■ WHAT IS BEING ASKED
Please restate the following records word for word.

# PROVIDED INFORMATION start

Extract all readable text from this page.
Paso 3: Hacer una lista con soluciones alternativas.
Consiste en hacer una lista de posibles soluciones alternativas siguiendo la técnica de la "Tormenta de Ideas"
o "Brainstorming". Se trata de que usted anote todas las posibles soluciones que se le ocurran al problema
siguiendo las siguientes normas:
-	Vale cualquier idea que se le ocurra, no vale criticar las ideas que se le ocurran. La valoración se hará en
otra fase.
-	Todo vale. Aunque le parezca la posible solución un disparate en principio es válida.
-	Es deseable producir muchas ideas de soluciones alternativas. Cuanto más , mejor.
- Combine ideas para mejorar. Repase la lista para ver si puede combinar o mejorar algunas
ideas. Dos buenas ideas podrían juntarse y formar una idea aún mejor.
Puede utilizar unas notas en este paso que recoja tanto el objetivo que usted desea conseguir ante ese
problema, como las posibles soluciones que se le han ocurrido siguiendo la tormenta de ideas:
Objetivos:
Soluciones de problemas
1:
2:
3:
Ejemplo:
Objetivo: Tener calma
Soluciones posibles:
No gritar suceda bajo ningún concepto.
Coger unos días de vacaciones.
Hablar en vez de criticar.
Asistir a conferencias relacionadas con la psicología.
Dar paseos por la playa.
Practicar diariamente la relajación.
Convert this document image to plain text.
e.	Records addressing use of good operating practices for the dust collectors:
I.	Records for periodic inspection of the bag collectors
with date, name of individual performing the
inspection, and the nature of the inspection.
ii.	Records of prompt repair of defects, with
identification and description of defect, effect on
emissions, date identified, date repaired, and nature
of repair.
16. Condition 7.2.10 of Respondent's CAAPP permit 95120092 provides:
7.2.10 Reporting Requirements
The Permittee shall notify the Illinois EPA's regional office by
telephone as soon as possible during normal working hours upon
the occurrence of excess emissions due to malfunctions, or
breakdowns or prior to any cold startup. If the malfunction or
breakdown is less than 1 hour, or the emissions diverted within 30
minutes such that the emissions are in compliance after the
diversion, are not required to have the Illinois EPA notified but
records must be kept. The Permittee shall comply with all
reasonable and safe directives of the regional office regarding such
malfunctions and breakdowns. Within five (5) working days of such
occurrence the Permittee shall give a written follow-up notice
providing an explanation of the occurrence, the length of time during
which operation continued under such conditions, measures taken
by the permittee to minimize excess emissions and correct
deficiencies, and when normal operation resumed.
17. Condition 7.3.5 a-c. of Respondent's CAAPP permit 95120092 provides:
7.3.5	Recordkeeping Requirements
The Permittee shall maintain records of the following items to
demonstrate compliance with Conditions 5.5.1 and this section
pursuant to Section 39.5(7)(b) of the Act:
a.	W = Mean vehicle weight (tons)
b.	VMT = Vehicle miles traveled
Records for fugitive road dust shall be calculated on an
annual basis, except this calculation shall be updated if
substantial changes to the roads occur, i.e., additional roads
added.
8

# PROVIDED INFORMATION end

■ WRITTEN ANSWER
Extract all readable text from this page.
Paso 3: Hacer una lista con soluciones alternativas.
Consiste en hacer una lista de posibles soluciones alternativas siguiendo la técnica de la "Tormenta de Ideas"
o "Brainstorming". Se trata de que usted anote todas las posibles soluciones que se le ocurran al problema
siguiendo las siguientes normas:
-	Vale cualquier idea que se le ocurra, no vale criticar las ideas que se le ocurran. La valoración se hará en
otra fase.
-	Todo vale. Aunque le parezca la posible solución un disparate en principio es válida.
-	Es deseable producir muchas ideas de soluciones alternativas. Cuanto más , mejor.
- Combine ideas para mejorar. Repase la lista para ver si puede combinar o mejorar algunas
ideas. Dos buenas ideas podrían juntarse y formar una idea aún mejor.
Puede utilizar unas notas en este paso que recoja tanto el objetivo que usted desea conseguir ante ese
problema, como las posibles soluciones que se le han ocurrido siguiendo la tormenta de ideas:
Objetivos:
Soluciones de problemas
1:
2:
3:
Ejemplo:
Objetivo: Tener calma
Soluciones posibles:
No gritar suceda bajo ningún concepto.
Coger unos días de vacaciones.
Hablar en vez de criticar.
Asistir a conferencias relacionadas con la psicología.
Dar paseos por la playa.
Practicar diariamente la relajación.
Convert this document image to plain text.
e.	Records addressing use of good operating practices for the dust collectors:
I.	Records for periodic inspection of the bag collectors
with date, name of individual performing the
inspection, and the nature of the inspection.
ii.	Records of prompt repair of defects, with
identification and description of defect, effect on
emissions, date identified, date repaired, and nature
of repair.
16. Condition 7.2.10 of Respondent's CAAPP permit 95120092 provides:
7.2.10 Reporting Requirements
The Permittee shall notify the Illinois EPA's regional office by
telephone as soon as possible during normal working hours upon
the occurrence of excess emissions due to malfunctions, or
breakdowns or prior to any cold startup. If the malfunction or
breakdown is less than 1 hour, or the emissions diverted within 30
minutes such that the emissions are in compliance after the
diversion, are not required to have the Illinois EPA notified but
records must be kept. The Permittee shall comply with all
reasonable and safe directives of the regional office regarding such
malfunctions and breakdowns. Within five (5) working days of such
occurrence the Permittee shall give a written follow-up notice
providing an explanation of the occurrence, the length of time during
which operation continued under such conditions, measures taken
by the permittee to minimize excess emissions and correct
deficiencies, and when normal operation resumed.
17. Condition 7.3.5 a-c. of Respondent's CAAPP permit 95120092 provides:
7.3.5	Recordkeeping Requirements
The Permittee shall maintain records of the following items to
demonstrate compliance with Conditions 5.5.1 and this section
pursuant to Section 39.5(7)(b) of the Act:
a.	W = Mean vehicle weight (tons)
b.	VMT = Vehicle miles traveled
Records for fugitive road dust shall be calculated on an
annual basis, except this calculation shall be updated if
substantial changes to the roads occur, i.e., additional roads
added.
8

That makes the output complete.